(What the task asks):
Nothing should be left out: output all of the entries exactly.

[start]

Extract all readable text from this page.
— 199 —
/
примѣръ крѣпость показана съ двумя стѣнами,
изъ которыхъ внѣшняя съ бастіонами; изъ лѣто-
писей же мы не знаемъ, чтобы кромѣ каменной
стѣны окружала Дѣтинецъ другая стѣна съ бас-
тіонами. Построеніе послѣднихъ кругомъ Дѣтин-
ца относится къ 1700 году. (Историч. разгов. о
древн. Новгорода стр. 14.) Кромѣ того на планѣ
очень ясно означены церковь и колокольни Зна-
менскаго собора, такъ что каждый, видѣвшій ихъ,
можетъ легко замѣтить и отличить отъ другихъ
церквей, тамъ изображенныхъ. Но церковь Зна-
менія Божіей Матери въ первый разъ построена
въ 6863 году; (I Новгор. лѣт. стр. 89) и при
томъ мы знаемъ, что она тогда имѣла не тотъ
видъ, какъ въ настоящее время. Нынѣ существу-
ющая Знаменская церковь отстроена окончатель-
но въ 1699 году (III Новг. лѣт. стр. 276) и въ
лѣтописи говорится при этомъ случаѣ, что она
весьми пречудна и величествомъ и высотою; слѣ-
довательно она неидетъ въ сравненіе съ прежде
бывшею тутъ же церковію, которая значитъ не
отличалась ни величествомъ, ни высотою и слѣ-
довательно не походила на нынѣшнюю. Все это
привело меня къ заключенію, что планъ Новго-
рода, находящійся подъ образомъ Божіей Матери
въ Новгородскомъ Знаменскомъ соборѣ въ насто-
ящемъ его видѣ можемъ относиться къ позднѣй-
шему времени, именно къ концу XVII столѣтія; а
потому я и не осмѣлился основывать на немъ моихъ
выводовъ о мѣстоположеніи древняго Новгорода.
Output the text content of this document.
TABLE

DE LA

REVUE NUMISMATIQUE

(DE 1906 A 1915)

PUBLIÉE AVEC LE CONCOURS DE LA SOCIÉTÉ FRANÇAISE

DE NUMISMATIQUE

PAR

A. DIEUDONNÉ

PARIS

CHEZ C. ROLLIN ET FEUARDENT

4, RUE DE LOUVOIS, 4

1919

[end]

(Written response):
Extract all readable text from this page.
— 199 —
/
примѣръ крѣпость показана съ двумя стѣнами,
изъ которыхъ внѣшняя съ бастіонами; изъ лѣто-
писей же мы не знаемъ, чтобы кромѣ каменной
стѣны окружала Дѣтинецъ другая стѣна съ бас-
тіонами. Построеніе послѣднихъ кругомъ Дѣтин-
ца относится къ 1700 году. (Историч. разгов. о
древн. Новгорода стр. 14.) Кромѣ того на планѣ
очень ясно означены церковь и колокольни Зна-
менскаго собора, такъ что каждый, видѣвшій ихъ,
можетъ легко замѣтить и отличить отъ другихъ
церквей, тамъ изображенныхъ. Но церковь Зна-
менія Божіей Матери въ первый разъ построена
въ 6863 году; (I Новгор. лѣт. стр. 89) и при
томъ мы знаемъ, что она тогда имѣла не тотъ
видъ, какъ въ настоящее время. Нынѣ существу-
ющая Знаменская церковь отстроена окончатель-
но въ 1699 году (III Новг. лѣт. стр. 276) и въ
лѣтописи говорится при этомъ случаѣ, что она
весьми пречудна и величествомъ и высотою; слѣ-
довательно она неидетъ въ сравненіе съ прежде
бывшею тутъ же церковію, которая значитъ не
отличалась ни величествомъ, ни высотою и слѣ-
довательно не походила на нынѣшнюю. Все это
привело меня къ заключенію, что планъ Новго-
рода, находящійся подъ образомъ Божіей Матери
въ Новгородскомъ Знаменскомъ соборѣ въ насто-
ящемъ его видѣ можемъ относиться къ позднѣй-
шему времени, именно къ концу XVII столѣтія; а
потому я и не осмѣлился основывать на немъ моихъ
выводовъ о мѣстоположеніи древняго Новгорода.
Output the text content of this document.
TABLE

DE LA

REVUE NUMISMATIQUE

(DE 1906 A 1915)

PUBLIÉE AVEC LE CONCOURS DE LA SOCIÉTÉ FRANÇAISE

DE NUMISMATIQUE

PAR

A. DIEUDONNÉ

PARIS

CHEZ C. ROLLIN ET FEUARDENT

4, RUE DE LOUVOIS, 4

1919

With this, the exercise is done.